EXTRAIT DE PAGE ▸
L’inforensique (version francisée du terme computer forensics) est l’ensemble des techniques visant à analyser un système informatique dans le but de collecter des informations et de recréer une image de l’activité ayant eu lieu sur ce système informatique.

Principalement utilisée dans le cas d’investigations liées à la cybercriminalité, on l’appelle parfois “analyse post-intrusion” ou “analyse post-mortem” dans le cas de l’analyse d’un système informatique ayant rendu l’âme.

L’inforensique est souvent liée à la récupération de données (data recovery) effacées ou non. Dans le cas de la récupération de données effaçées on peut distinguer deux méthodes : la récupération basé sur les métadonnées ou sur les entêtes du fichier (file carving)

Ces définitions ne sont pas officielles et sujettes à améliorations.

Informations et scénario

Le système que nous allons étudier a été mis à disposition par le NIST (National Institute of Standards and Technology) et fait partie de son projet Computer Forensic Reference Data Sets (CFReDS)

CONSIGNES ÉCRITES ▸
1 – Résumez en deux phrases l'extrait sur l'inforensique.
2 – D'après l'extrait sur l'inforensique, quel organisme a mis à disposition le système étudié ?
3 – Extrayez de l'extrait sur l'inforensique le passage qui commence par « Ces définitions ne » et se poursuit jusqu'à « Data Sets (CFReDS) ».
Les enregistrements qui suivent constituent un matériau distinct de l'extrait.

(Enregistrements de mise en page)
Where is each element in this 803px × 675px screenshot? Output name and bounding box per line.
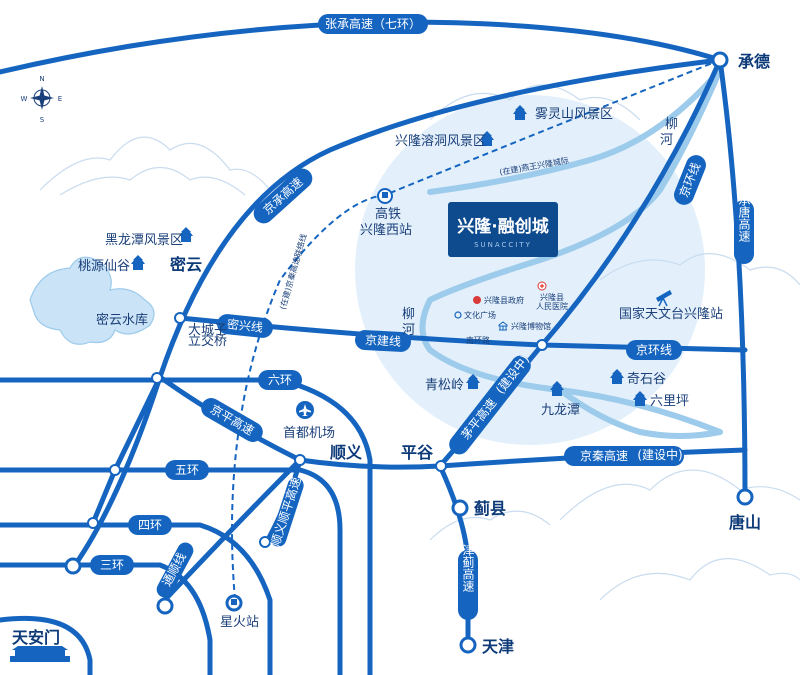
label-tiananmen: 天安门 [12,628,60,647]
label-ring5: 五环 [165,460,209,480]
label-gov: 兴隆县政府 [484,295,524,305]
label-river-he-w: 河 [402,323,415,338]
label-qishigu: 奇石谷 [627,371,666,387]
compass-icon: N S E W [21,75,63,124]
pagoda-icon-liuli [633,391,647,406]
label-xinglong-cave: 兴隆溶洞风景区 [395,134,486,149]
label-hospital2: 人民医院 [536,301,568,311]
plaza-icon [454,311,462,319]
label-ring7: 张承高速（七环） [318,14,428,34]
hospital-icon [537,281,547,291]
label-taoyuan: 桃源仙谷 [78,259,130,274]
svg-text:京环线: 京环线 [636,343,672,357]
svg-text:W: W [21,95,28,103]
svg-text:四环: 四环 [138,518,162,532]
label-tianjin: 天津 [482,637,514,656]
label-chengde: 承德 [738,52,770,71]
svg-text:张承高速（七环）: 张承高速（七环） [325,16,421,31]
label-jingqin: 京秦高速 (建设中) [564,446,684,466]
label-xinglongxi: 兴隆西站 [360,223,412,238]
miyun-reservoir-shape [29,256,155,345]
train-station-icon-xinghuo [231,599,237,605]
label-airport: 首都机场 [283,426,335,441]
label-jinghuan-e: 京环线 [626,340,682,360]
label-gaotie: 高铁 [375,206,401,222]
svg-text:津蓟高速: 津蓟高速 [461,544,475,592]
pagoda-icon-wuling [513,105,527,120]
label-ring6: 六环 [258,370,302,390]
airplane-icon [296,401,314,419]
label-jingping: 京平高速 [201,398,263,442]
label-museum: 兴隆博物馆 [511,321,551,331]
rail-lines [231,59,721,601]
train-station-icon [377,188,393,204]
label-miyun-reservoir: 密云水库 [96,312,148,328]
svg-text:E: E [58,95,62,103]
label-ring3: 三环 [90,555,134,575]
label-heilongtan: 黑龙潭风景区 [105,233,183,248]
city-nodes [64,51,754,654]
label-wulingshan: 雾灵山风景区 [535,107,613,122]
label-dachengzi2: 立交桥 [188,333,227,349]
pagoda-icon-qingsong [466,374,480,389]
project-box: 兴隆·融创城 SUNACCITY [448,202,558,257]
rivers [419,67,723,439]
tiananmen-icon [10,646,70,662]
label-river-liu-n: 柳 [665,117,678,132]
label-miyun: 密云 [169,255,202,274]
svg-text:五环: 五环 [175,463,199,477]
label-chengtang: 承唐高速 [734,194,754,264]
label-jixian: 蓟县 [473,499,506,518]
svg-text:京建线: 京建线 [365,333,402,349]
label-jiulongtan: 九龙潭 [541,403,580,418]
pagoda-icon-cave [480,131,494,146]
label-jinji: 津蓟高速 [458,544,478,620]
label-hospital: 兴隆县 [540,292,564,302]
gov-icon [473,296,481,304]
pagoda-icons [131,105,647,406]
pagoda-icon-qishi [610,369,624,384]
label-tangshan: 唐山 [729,513,761,532]
rail-label-jingmi: (在建)京秦高速联络线 [277,233,308,311]
road-nodes [87,312,548,548]
label-xinghuo: 星火站 [220,615,259,630]
label-jingjian: 京建线 [355,330,411,352]
svg-text:承唐高速: 承唐高速 [737,194,751,242]
label-qingsongling: 青松岭 [425,378,464,393]
label-ring4: 四环 [128,515,172,535]
pagoda-icon-taoyuan [131,255,145,270]
museum-icon [498,321,508,331]
svg-text:六环: 六环 [268,373,292,387]
label-river-he-n: 河 [660,133,673,148]
telescope-icon [656,290,672,307]
label-plaza: 文化广场 [464,310,496,320]
svg-text:N: N [39,75,44,83]
project-sub: SUNACCITY [474,241,532,249]
svg-text:密兴线: 密兴线 [226,316,263,335]
label-pinggu: 平谷 [401,443,434,462]
pagoda-icon-heilong [179,227,193,242]
label-river-liu-w: 柳 [402,307,415,322]
label-dachengzi: 大城子 [188,323,227,338]
svg-text:S: S [40,116,45,124]
mountain-decor [39,84,801,601]
svg-text:三环: 三环 [100,558,124,572]
road-label-nanhuan: 南环路 [466,335,490,345]
project-name: 兴隆·融创城 [457,216,548,237]
label-liulimping: 六里坪 [650,394,689,409]
svg-text:京秦高速: 京秦高速 [580,448,628,463]
label-shunyi: 顺义 [330,443,362,462]
label-observatory: 国家天文台兴隆站 [619,306,723,322]
label-jingcheng: 京承高速 [253,168,313,224]
pagoda-icon-jiulong [550,381,564,396]
svg-text:(建设中): (建设中) [637,447,682,462]
label-mixing: 密兴线 [217,314,273,338]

RÉPONSES PAR CONSIGNE ▸
1 – L'inforensique regroupe les techniques d'analyse d'un système informatique qui visent à collecter des informations et à recréer une image de l'activité ayant eu lieu sur ce système, principalement lors d'enquêtes liées à la cybercriminalité. Elle est souvent liée à la récupération de données effacées ou non, et le système étudié a été mis à disposition par le NIST dans le cadre de son projet CFReDS.

2 – Le NIST (National Institute of Standards and Technology).

3 –
Ces définitions ne sont pas officielles et sujettes à améliorations.

Informations et scénario

Le système que nous allons étudier a été mis à disposition par le NIST (National Institute of Standards and Technology) et fait partie de son projet Computer Forensic Reference Data Sets (CFReDS)